* [Challenge]
Look through the listing for the word "пункте". Copy each line that has it.

* [Available records]
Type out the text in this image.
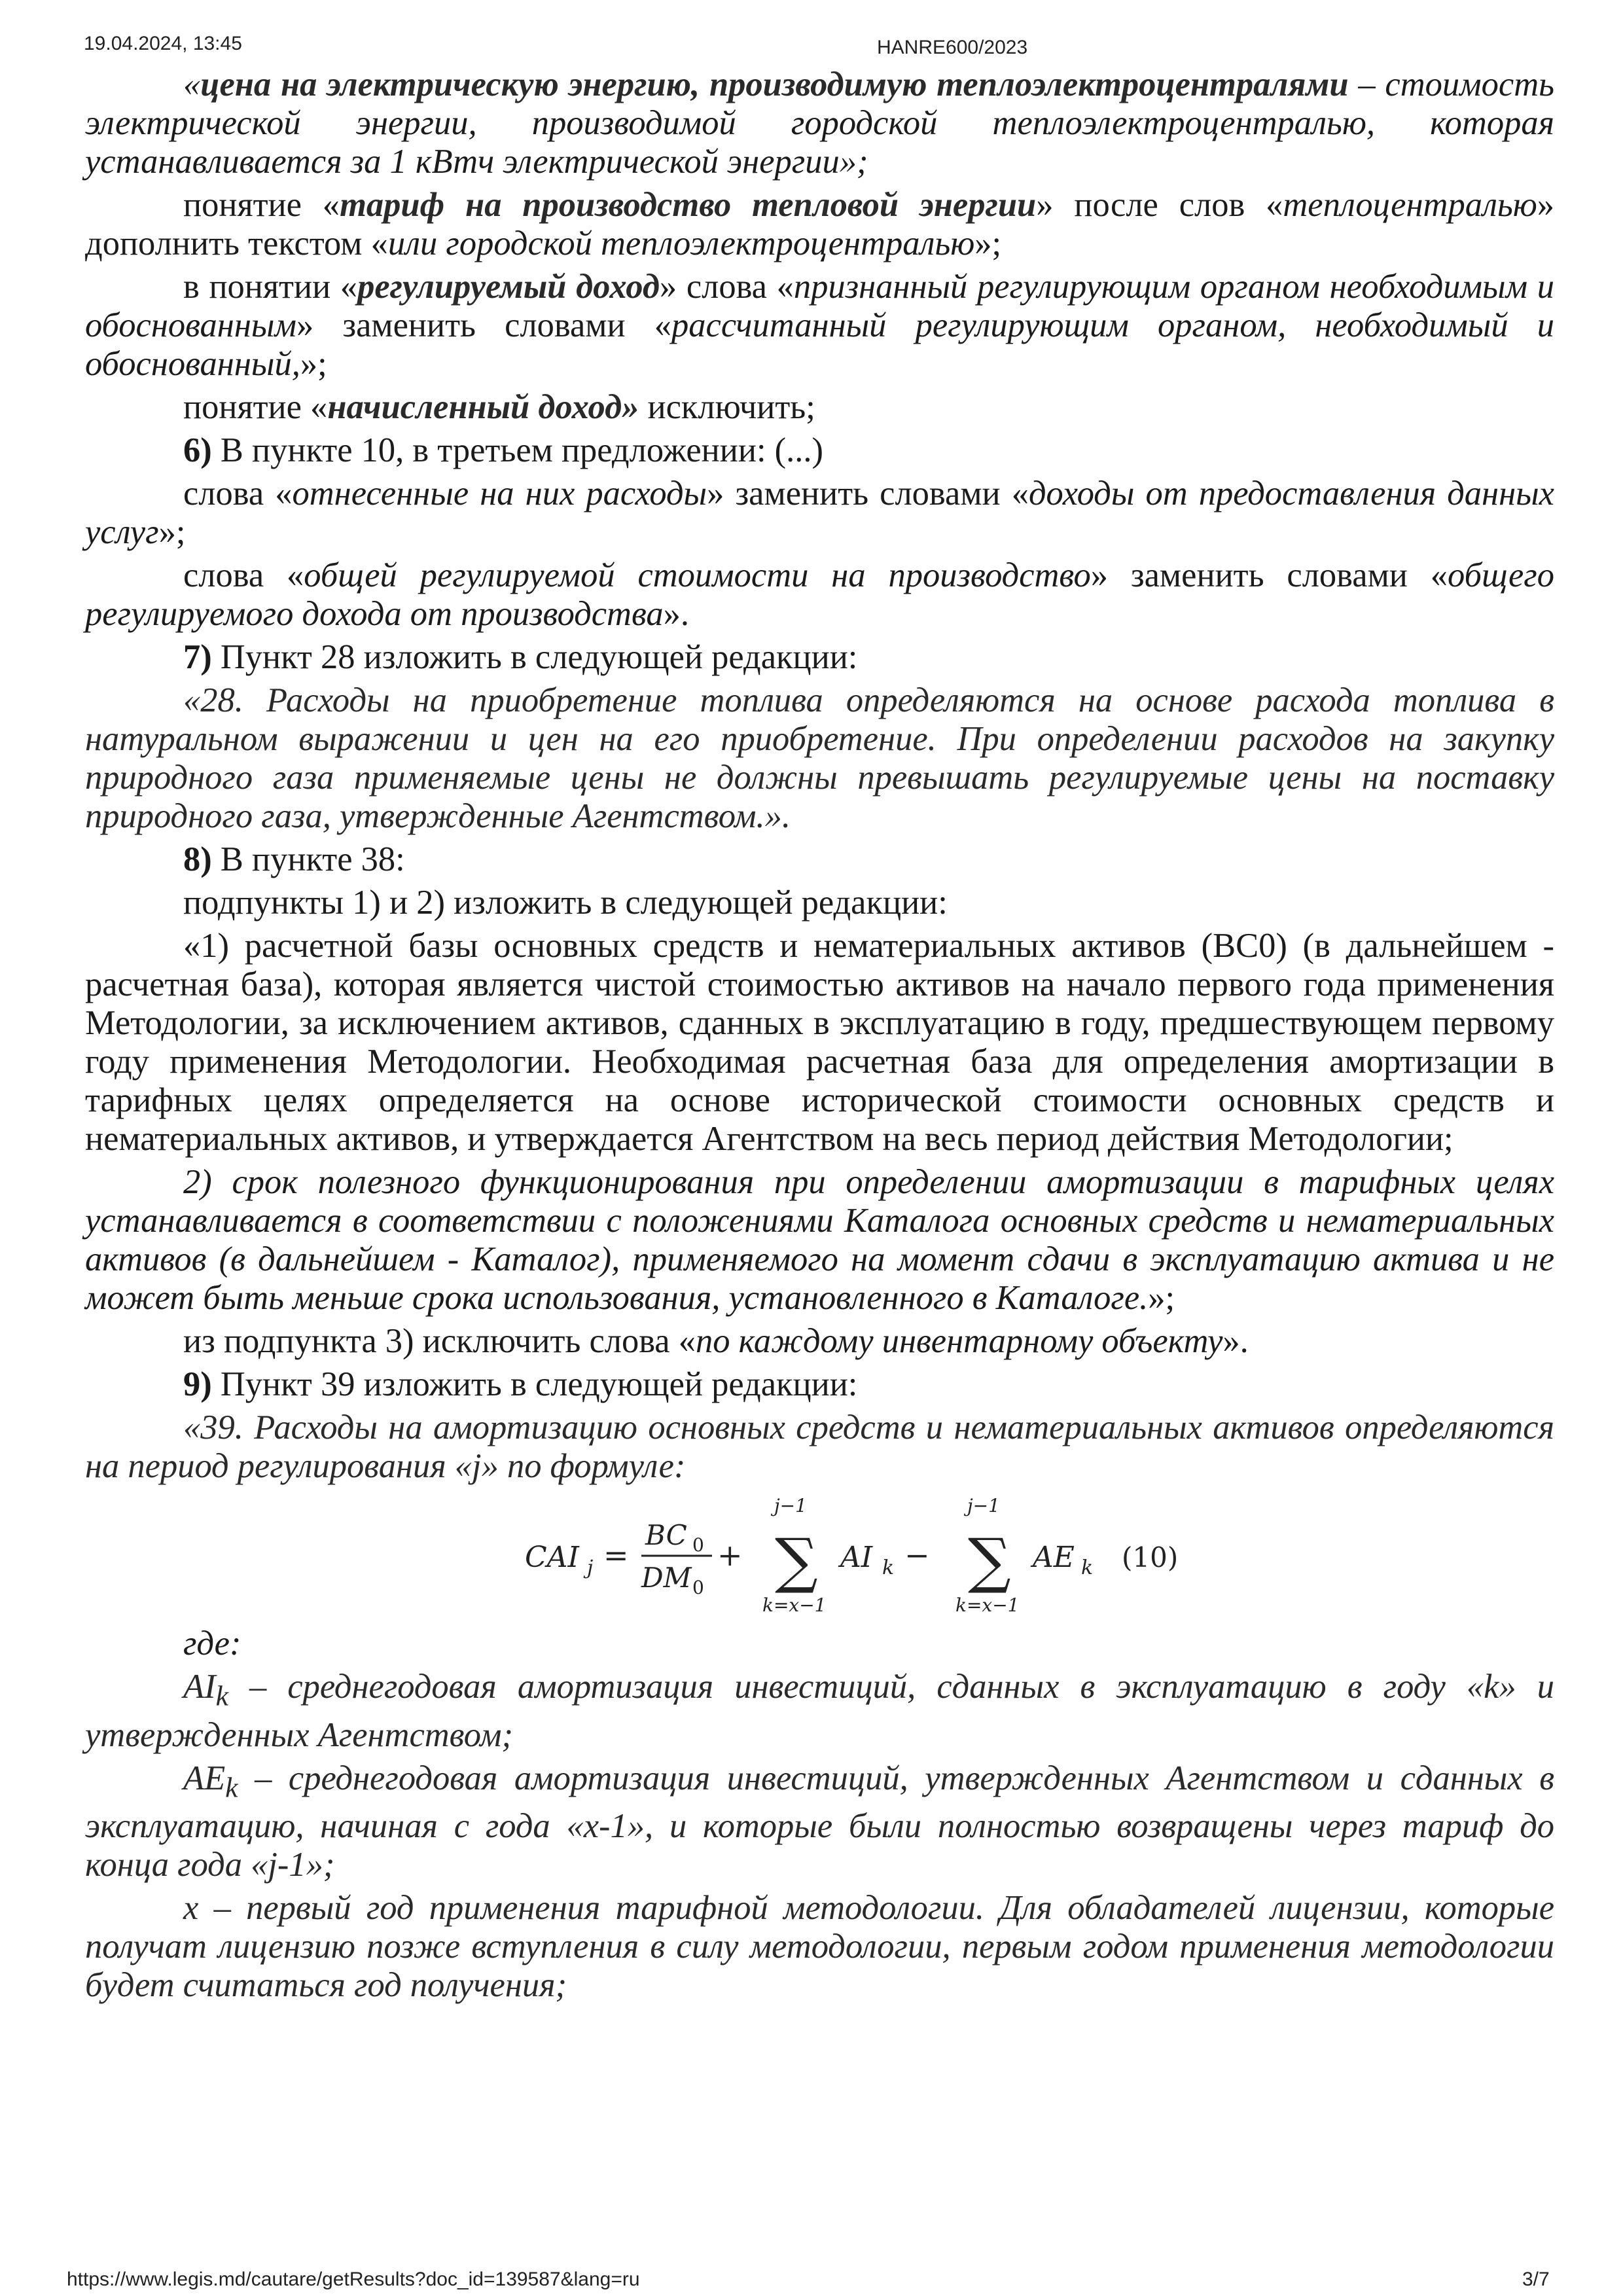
19.04.2024, 13:45	HANRE600/2023

«цена на электрическую энергию, производимую теплоэлектроцентралями – стоимость электрической энергии, производимой городской теплоэлектроцентралью, которая устанавливается за 1 кВтч электрической энергии»;

понятие «тариф на производство тепловой энергии» после слов «теплоцентралью» дополнить текстом «или городской теплоэлектроцентралью»;

в понятии «регулируемый доход» слова «признанный регулирующим органом необходимым и обоснованным» заменить словами «рассчитанный регулирующим органом, необходимый и обоснованный,»;

понятие «начисленный доход» исключить;

6) В пункте 10, в третьем предложении: (...)

слова «отнесенные на них расходы» заменить словами «доходы от предоставления данных услуг»;

слова «общей регулируемой стоимости на производство» заменить словами «общего регулируемого дохода от производства».

7) Пункт 28 изложить в следующей редакции:

«28. Расходы на приобретение топлива определяются на основе расхода топлива в натуральном выражении и цен на его приобретение. При определении расходов на закупку природного газа применяемые цены не должны превышать регулируемые цены на поставку природного газа, утвержденные Агентством.».

8) В пункте 38:

подпункты 1) и 2) изложить в следующей редакции:

«1) расчетной базы основных средств и нематериальных активов (BC0) (в дальнейшем - расчетная база), которая является чистой стоимостью активов на начало первого года применения Методологии, за исключением активов, сданных в эксплуатацию в году, предшествующем первому году применения Методологии. Необходимая расчетная база для определения амортизации в тарифных целях определяется на основе исторической стоимости основных средств и нематериальных активов, и утверждается Агентством на весь период действия Методологии;

2) срок полезного функционирования при определении амортизации в тарифных целях устанавливается в соответствии с положениями Каталога основных средств и нематериальных активов (в дальнейшем - Каталог), применяемого на момент сдачи в эксплуатацию актива и не может быть меньше срока использования, установленного в Каталоге.»;

из подпункта 3) исключить слова «по каждому инвентарному объекту».

9) Пункт 39 изложить в следующей редакции:

«39. Расходы на амортизацию основных средств и нематериальных активов определяются на период регулирования «j» по формуле:

CAI j =
BC 0
DM 0
+
j−1
∑
k=x−1
AI k −
j−1
∑
k=x−1
AE k (10)

где:

$AI_k$ – среднегодовая амортизация инвестиций, сданных в эксплуатацию в году «k» и утвержденных Агентством;

$AE_k$ – среднегодовая амортизация инвестиций, утвержденных Агентством и сданных в эксплуатацию, начиная с года «x-1», и которые были полностью возвращены через тариф до конца года «j-1»;

x – первый год применения тарифной методологии. Для обладателей лицензии, которые получат лицензию позже вступления в силу методологии, первым годом применения методологии будет считаться год получения;

https://www.legis.md/cautare/getResults?doc_id=139587&lang=ru	3/7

* [Expected answer]
6) В пункте 10, в третьем предложении: (...)
8) В пункте 38:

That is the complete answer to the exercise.